### EXTRACTED RECORDS ###
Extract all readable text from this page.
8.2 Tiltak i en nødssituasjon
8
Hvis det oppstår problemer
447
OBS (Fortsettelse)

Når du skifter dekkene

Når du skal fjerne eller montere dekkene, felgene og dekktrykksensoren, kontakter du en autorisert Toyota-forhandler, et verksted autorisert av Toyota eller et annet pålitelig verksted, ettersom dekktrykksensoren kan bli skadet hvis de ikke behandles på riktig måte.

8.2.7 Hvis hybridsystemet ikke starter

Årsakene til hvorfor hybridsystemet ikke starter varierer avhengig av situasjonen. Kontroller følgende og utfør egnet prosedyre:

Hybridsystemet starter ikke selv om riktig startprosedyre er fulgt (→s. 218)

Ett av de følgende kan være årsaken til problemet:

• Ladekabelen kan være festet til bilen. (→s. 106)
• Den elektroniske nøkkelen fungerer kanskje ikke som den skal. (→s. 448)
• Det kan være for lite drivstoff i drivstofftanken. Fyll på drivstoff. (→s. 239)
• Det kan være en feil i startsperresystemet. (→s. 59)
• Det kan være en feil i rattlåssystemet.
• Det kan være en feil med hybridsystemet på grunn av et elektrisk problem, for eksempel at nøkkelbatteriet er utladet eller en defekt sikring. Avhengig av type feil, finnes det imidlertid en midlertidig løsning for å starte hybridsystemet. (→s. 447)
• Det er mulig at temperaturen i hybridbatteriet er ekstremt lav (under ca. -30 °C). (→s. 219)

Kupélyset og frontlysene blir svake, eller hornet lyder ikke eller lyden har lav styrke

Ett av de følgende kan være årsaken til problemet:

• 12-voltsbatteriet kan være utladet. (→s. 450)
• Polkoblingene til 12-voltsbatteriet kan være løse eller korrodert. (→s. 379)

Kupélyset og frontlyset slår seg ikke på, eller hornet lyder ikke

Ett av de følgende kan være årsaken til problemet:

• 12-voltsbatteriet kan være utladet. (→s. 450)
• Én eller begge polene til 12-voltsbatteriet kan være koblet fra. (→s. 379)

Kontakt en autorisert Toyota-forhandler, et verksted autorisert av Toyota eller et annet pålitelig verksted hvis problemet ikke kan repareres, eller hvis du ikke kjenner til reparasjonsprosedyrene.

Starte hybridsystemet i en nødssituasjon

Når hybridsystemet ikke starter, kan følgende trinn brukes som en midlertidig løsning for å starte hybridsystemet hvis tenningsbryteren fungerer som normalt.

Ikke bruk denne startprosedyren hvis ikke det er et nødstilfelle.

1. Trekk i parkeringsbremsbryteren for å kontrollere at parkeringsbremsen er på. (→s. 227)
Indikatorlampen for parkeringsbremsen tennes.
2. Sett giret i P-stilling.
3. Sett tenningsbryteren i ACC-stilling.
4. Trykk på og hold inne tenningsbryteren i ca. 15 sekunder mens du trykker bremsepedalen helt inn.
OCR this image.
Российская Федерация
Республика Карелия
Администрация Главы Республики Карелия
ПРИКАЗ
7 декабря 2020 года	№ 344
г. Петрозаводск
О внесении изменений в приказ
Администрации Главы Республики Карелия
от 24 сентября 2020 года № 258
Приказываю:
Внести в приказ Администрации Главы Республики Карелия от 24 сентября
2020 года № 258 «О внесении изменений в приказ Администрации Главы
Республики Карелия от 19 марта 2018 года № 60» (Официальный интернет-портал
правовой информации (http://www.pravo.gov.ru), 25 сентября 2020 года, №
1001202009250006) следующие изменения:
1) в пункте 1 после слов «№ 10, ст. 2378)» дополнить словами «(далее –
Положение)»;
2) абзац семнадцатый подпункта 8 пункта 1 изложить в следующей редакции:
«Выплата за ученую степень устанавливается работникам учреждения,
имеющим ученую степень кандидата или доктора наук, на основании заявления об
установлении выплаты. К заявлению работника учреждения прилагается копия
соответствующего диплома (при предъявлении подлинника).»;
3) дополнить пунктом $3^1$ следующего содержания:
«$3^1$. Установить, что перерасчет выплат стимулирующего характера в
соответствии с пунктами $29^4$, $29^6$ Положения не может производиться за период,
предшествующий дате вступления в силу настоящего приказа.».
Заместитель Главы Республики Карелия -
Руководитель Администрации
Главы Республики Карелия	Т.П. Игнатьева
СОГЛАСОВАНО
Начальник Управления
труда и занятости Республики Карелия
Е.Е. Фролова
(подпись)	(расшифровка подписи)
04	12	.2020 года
###
EXERCISE DETAILS
Show every line that contains the word "dekkene".

SOLVED PROBLEM
Når du skifter dekkene
Når du skal fjerne eller montere dekkene, felgene og dekktrykksensoren, kontakter du en autorisert Toyota-forhandler, et verksted autorisert av Toyota eller et annet pålitelig verksted, ettersom dekktrykksensoren kan bli skadet hvis de ikke behandles på riktig måte.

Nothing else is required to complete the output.